-------- Provided data

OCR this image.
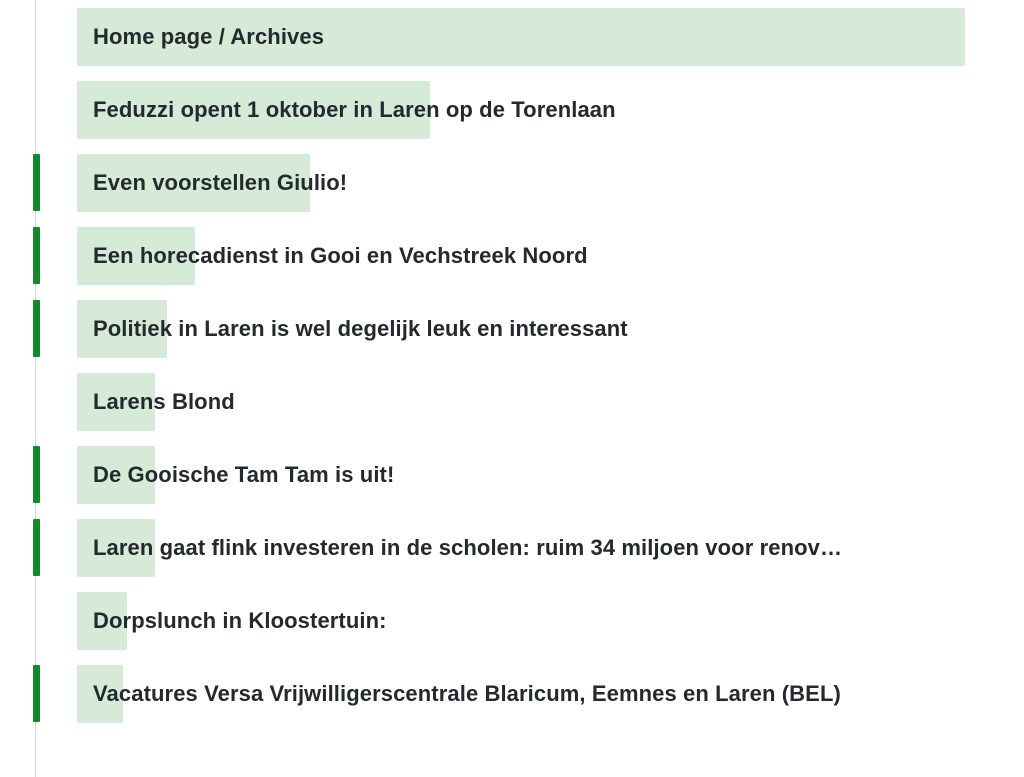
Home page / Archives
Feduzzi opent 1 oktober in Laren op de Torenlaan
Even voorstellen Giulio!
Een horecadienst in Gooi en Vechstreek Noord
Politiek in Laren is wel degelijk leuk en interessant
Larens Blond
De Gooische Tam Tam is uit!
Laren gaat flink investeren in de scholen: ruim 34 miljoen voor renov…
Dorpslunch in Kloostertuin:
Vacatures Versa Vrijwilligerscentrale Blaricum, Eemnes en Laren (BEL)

----------------
-------- Provided data

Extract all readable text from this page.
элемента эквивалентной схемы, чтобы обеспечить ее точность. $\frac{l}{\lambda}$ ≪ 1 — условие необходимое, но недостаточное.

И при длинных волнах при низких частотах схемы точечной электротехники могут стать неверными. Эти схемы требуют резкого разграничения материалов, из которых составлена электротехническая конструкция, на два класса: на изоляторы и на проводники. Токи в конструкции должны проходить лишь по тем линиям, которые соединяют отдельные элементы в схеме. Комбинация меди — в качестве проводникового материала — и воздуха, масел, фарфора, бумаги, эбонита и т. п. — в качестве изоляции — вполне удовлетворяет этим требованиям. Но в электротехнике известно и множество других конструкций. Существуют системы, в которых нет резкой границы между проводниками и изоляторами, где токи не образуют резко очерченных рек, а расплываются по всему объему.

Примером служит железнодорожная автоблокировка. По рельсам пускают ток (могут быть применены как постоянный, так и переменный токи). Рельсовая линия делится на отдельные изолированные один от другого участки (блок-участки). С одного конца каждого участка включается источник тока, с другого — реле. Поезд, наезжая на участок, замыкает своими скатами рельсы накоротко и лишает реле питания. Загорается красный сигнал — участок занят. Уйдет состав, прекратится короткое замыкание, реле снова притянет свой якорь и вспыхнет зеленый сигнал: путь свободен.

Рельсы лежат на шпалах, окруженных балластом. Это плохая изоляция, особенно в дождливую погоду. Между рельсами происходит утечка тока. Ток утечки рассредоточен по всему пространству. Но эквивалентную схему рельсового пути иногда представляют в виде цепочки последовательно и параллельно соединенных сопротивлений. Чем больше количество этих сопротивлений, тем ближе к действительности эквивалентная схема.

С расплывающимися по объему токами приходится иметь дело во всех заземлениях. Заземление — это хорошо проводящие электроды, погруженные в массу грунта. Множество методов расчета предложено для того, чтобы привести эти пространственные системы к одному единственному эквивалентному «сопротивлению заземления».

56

----------------
-------- Provided data

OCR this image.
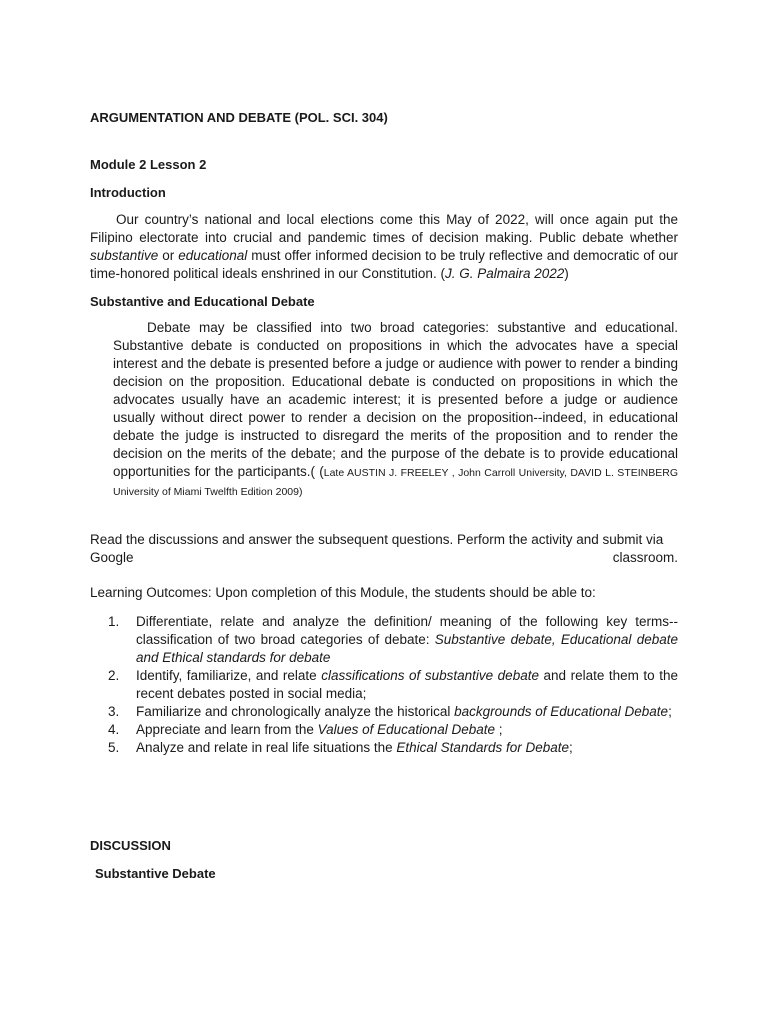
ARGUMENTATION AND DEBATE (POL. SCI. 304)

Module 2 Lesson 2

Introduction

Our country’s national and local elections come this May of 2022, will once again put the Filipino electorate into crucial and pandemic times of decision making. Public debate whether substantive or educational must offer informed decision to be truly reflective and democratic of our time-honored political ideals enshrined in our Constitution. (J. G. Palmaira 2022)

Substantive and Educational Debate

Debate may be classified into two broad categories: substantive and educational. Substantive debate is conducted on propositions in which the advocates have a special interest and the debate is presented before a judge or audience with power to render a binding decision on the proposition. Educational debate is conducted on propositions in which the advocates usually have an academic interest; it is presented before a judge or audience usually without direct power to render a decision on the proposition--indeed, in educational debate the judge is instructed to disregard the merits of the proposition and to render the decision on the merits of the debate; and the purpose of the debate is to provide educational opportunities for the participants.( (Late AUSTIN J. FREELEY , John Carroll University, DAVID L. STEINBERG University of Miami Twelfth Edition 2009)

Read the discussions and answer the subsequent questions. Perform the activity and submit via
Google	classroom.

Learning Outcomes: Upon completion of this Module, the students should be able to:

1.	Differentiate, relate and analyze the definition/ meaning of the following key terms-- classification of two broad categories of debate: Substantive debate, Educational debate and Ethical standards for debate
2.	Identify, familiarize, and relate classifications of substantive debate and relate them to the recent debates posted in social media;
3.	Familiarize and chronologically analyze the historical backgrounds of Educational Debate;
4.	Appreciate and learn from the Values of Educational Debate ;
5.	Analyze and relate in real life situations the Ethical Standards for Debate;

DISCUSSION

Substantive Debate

----------------

→ **What you are asked to do**
Every line of the listing that holds "Module" should be found and copied.

→ **Answer below**
Module 2 Lesson 2
Learning Outcomes: Upon completion of this Module, the students should be able to:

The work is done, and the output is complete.